SHORT PROBLEM.
Every line below that includes "Biden" counts toward the total. Report that total alone.

Dataset excerpts
################

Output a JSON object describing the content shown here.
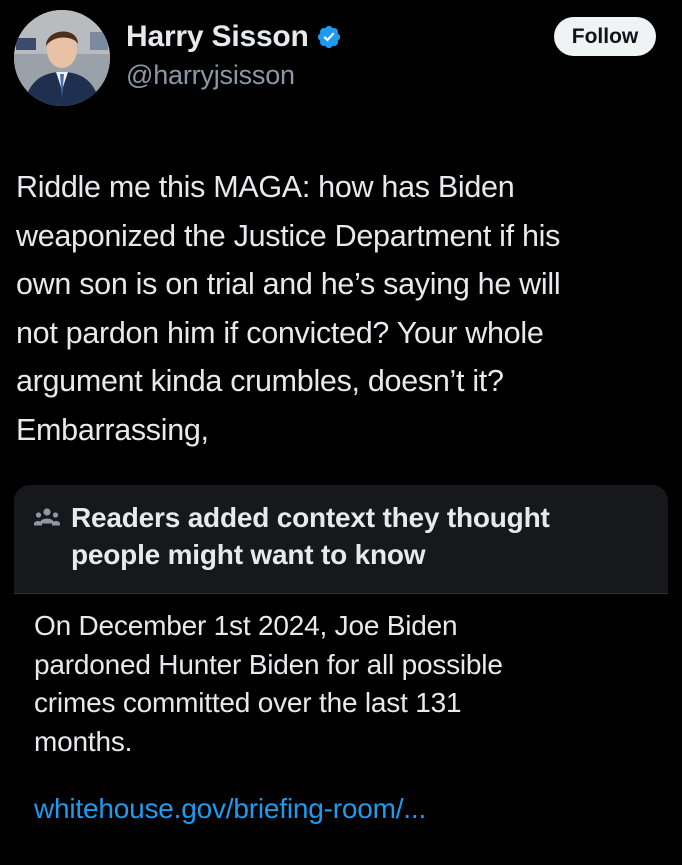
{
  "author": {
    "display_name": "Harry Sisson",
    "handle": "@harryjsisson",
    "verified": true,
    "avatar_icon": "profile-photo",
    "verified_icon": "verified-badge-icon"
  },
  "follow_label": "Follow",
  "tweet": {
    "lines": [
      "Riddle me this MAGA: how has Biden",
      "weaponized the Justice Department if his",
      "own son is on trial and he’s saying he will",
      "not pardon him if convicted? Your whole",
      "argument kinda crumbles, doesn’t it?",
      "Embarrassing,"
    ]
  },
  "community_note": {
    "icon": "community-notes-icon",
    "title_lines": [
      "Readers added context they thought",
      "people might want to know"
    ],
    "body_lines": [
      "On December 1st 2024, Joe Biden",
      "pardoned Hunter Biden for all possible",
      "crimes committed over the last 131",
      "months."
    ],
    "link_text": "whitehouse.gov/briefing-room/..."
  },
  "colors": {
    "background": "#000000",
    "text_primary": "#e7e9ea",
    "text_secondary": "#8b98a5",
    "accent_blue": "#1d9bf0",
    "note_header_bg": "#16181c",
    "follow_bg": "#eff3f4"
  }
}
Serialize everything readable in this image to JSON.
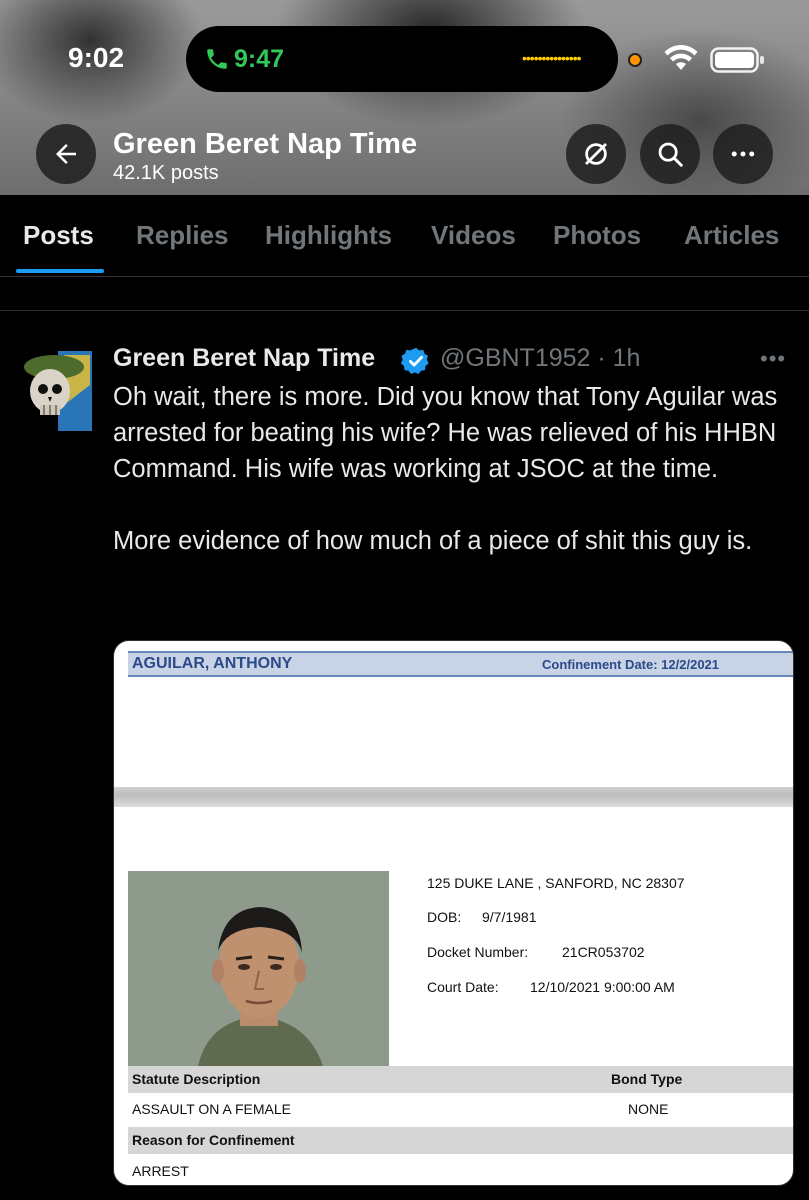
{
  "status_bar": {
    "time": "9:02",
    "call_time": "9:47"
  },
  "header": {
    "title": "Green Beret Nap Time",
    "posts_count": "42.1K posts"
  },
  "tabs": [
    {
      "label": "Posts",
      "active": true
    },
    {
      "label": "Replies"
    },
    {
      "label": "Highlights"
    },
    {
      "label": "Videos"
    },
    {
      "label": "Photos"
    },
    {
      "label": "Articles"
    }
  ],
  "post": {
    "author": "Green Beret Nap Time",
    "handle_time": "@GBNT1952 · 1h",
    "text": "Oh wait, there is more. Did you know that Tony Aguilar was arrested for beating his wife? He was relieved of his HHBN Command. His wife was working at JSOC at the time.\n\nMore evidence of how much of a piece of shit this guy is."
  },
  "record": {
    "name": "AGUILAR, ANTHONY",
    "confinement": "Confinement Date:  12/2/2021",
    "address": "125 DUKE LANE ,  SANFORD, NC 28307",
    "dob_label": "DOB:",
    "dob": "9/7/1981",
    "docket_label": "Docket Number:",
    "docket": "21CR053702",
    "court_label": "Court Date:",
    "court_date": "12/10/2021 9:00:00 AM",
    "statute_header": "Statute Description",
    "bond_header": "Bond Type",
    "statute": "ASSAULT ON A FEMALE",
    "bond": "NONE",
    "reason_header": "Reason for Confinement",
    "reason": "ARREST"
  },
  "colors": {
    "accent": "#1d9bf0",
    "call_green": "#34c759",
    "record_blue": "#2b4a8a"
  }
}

################

EXPECTED OUTPUT.
3